** begin The data **
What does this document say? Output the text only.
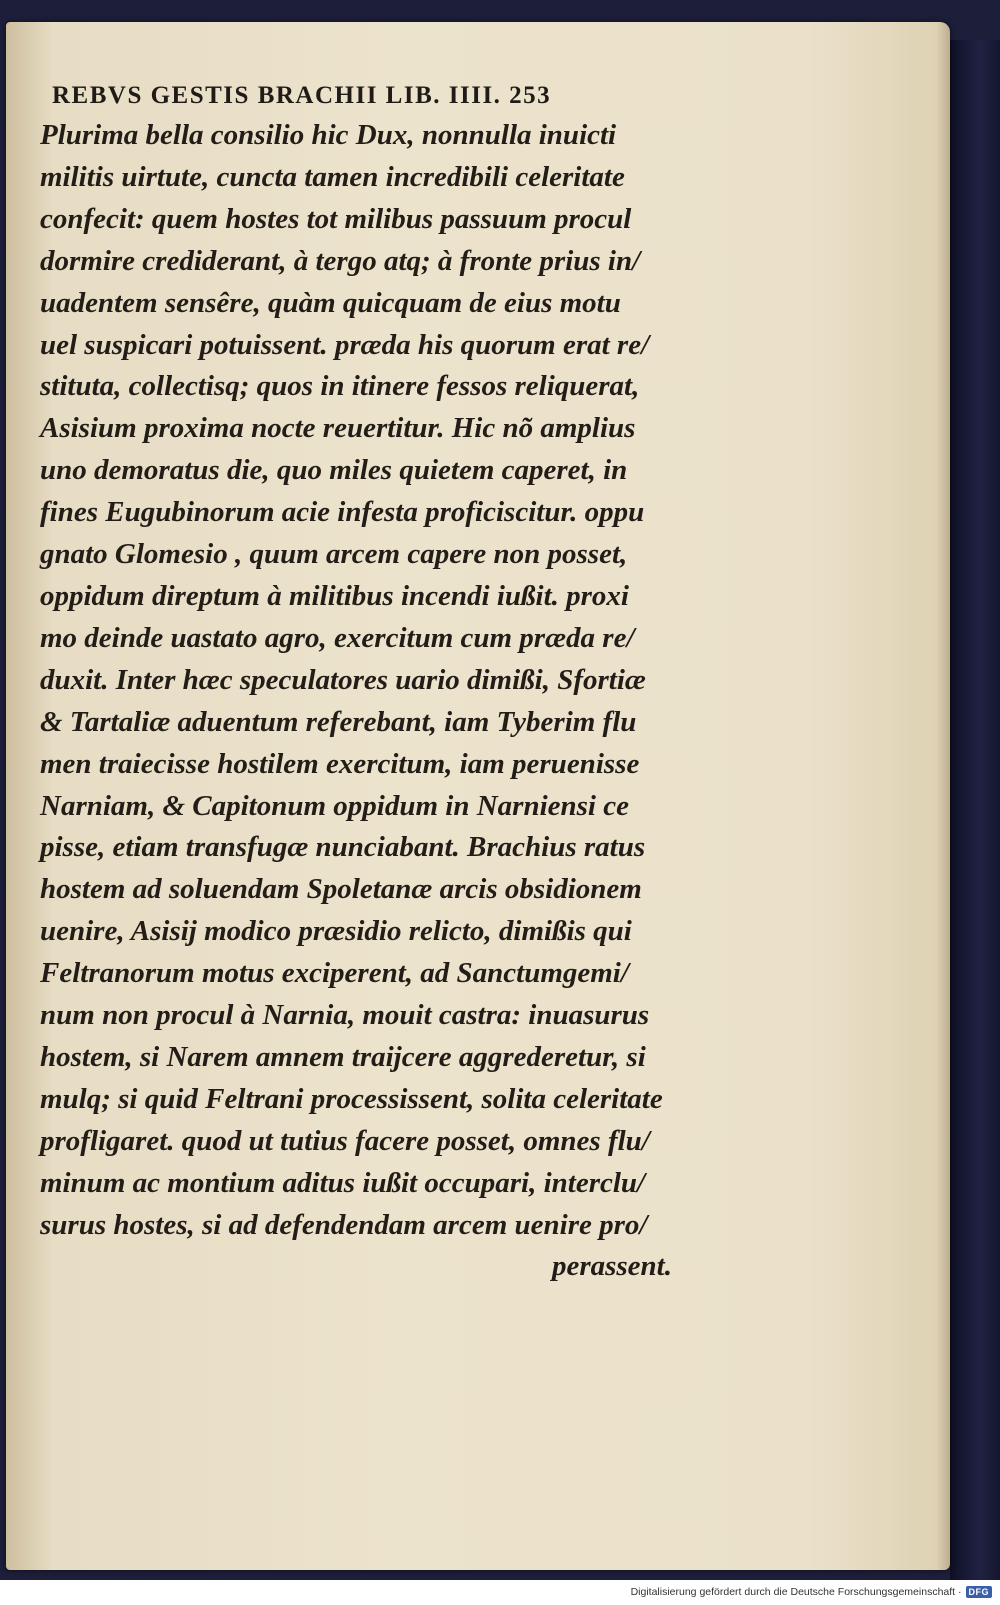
REBVS GESTIS BRACHII LIB. IIII. 253
Plurima bella consilio hic Dux, nonnulla inuicti
militis uirtute, cuncta tamen incredibili celeritate
confecit: quem hostes tot milibus passuum procul
dormire crediderant, à tergo atq; à fronte prius in/
uadentem sensêre, quàm quicquam de eius motu
uel suspicari potuissent. præda his quorum erat re/
stituta, collectisq; quos in itinere fessos reliquerat,
Asisium proxima nocte reuertitur. Hic nõ amplius
uno demoratus die, quo miles quietem caperet, in
fines Eugubinorum acie infesta proficiscitur. oppu
gnato Glomesio , quum arcem capere non posset,
oppidum direptum à militibus incendi iußit. proxi
mo deinde uastato agro, exercitum cum præda re/
duxit. Inter hæc speculatores uario dimißi, Sfortiæ
& Tartaliæ aduentum referebant, iam Tyberim flu
men traiecisse hostilem exercitum, iam peruenisse
Narniam, & Capitonum oppidum in Narniensi ce
pisse, etiam transfugæ nunciabant. Brachius ratus
hostem ad soluendam Spoletanæ arcis obsidionem
uenire, Asisij modico præsidio relicto, dimißis qui
Feltranorum motus exciperent, ad Sanctumgemi/
num non procul à Narnia, mouit castra: inuasurus
hostem, si Narem amnem traijcere aggrederetur, si
mulq; si quid Feltrani processissent, solita celeritate
profligaret. quod ut tutius facere posset, omnes flu/
minum ac montium aditus iußit occupari, interclu/
surus hostes, si ad defendendam arcem uenire pro/
perassent.
Digitalisierung gefördert durch die Deutsche Forschungsgemeinschaft · DFG
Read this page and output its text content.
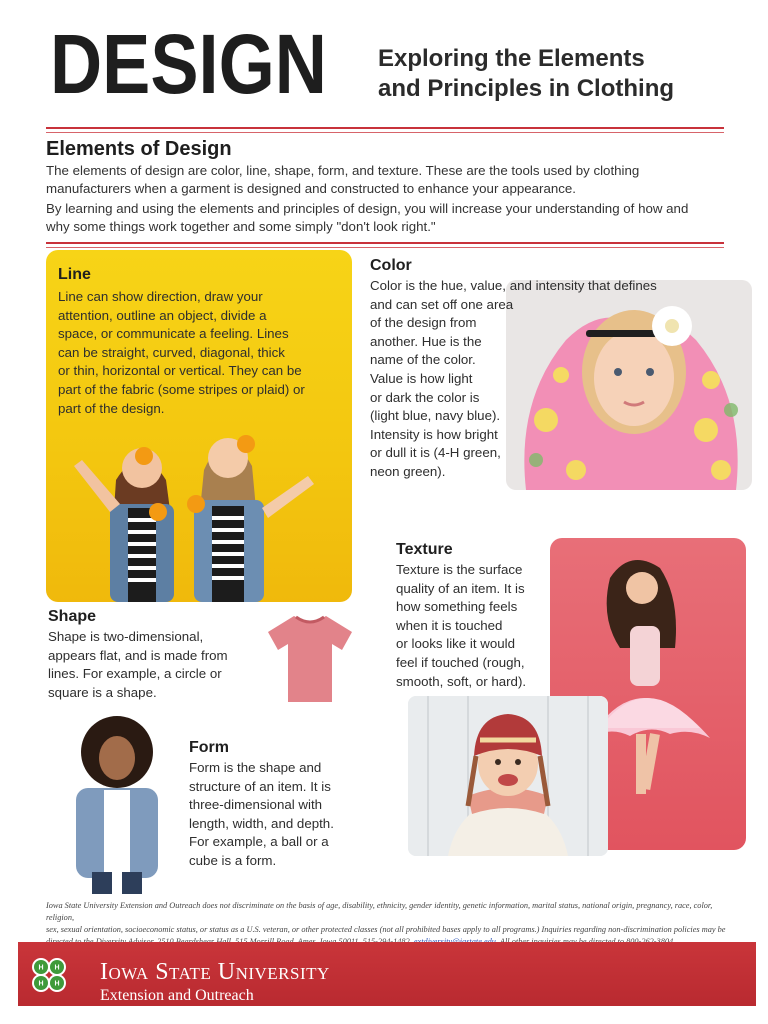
DESIGN Exploring the Elements
and Principles in Clothing
Elements of Design
The elements of design are color, line, shape, form, and texture. These are the tools used by clothing
manufacturers when a garment is designed and constructed to enhance your appearance.
By learning and using the elements and principles of design, you will increase your understanding of how and
why some things work together and some simply "don't look right."
Line
Line can show direction, draw your
attention, outline an object, divide a
space, or communicate a feeling. Lines
can be straight, curved, diagonal, thick
or thin, horizontal or vertical. They can be
part of the fabric (some stripes or plaid) or
part of the design.
Color
Color is the hue, value, and intensity that defines
and can set off one area
of the design from
another. Hue is the
name of the color.
Value is how light
or dark the color is
(light blue, navy blue).
Intensity is how bright
or dull it is (4-H green,
neon green).
Texture
Texture is the surface
quality of an item. It is
how something feels
when it is touched
or looks like it would
feel if touched (rough,
smooth, soft, or hard).
Shape
Shape is two-dimensional,
appears flat, and is made from
lines. For example, a circle or
square is a shape.
Form
Form is the shape and
structure of an item. It is
three-dimensional with
length, width, and depth.
For example, a ball or a
cube is a form.
Iowa State University Extension and Outreach does not discriminate on the basis of age, disability, ethnicity, gender identity, genetic information, marital status, national origin, pregnancy, race, color, religion,
sex, sexual orientation, socioeconomic status, or status as a U.S. veteran, or other protected classes (not all prohibited bases apply to all programs.) Inquiries regarding non-discrimination policies may be
H H
H H Iowa State University
Extension and Outreach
** end The data **
§ Set task
Looking at the entries above, how many lines contain the word "from"? Answer with the number alone.

§ The reply
2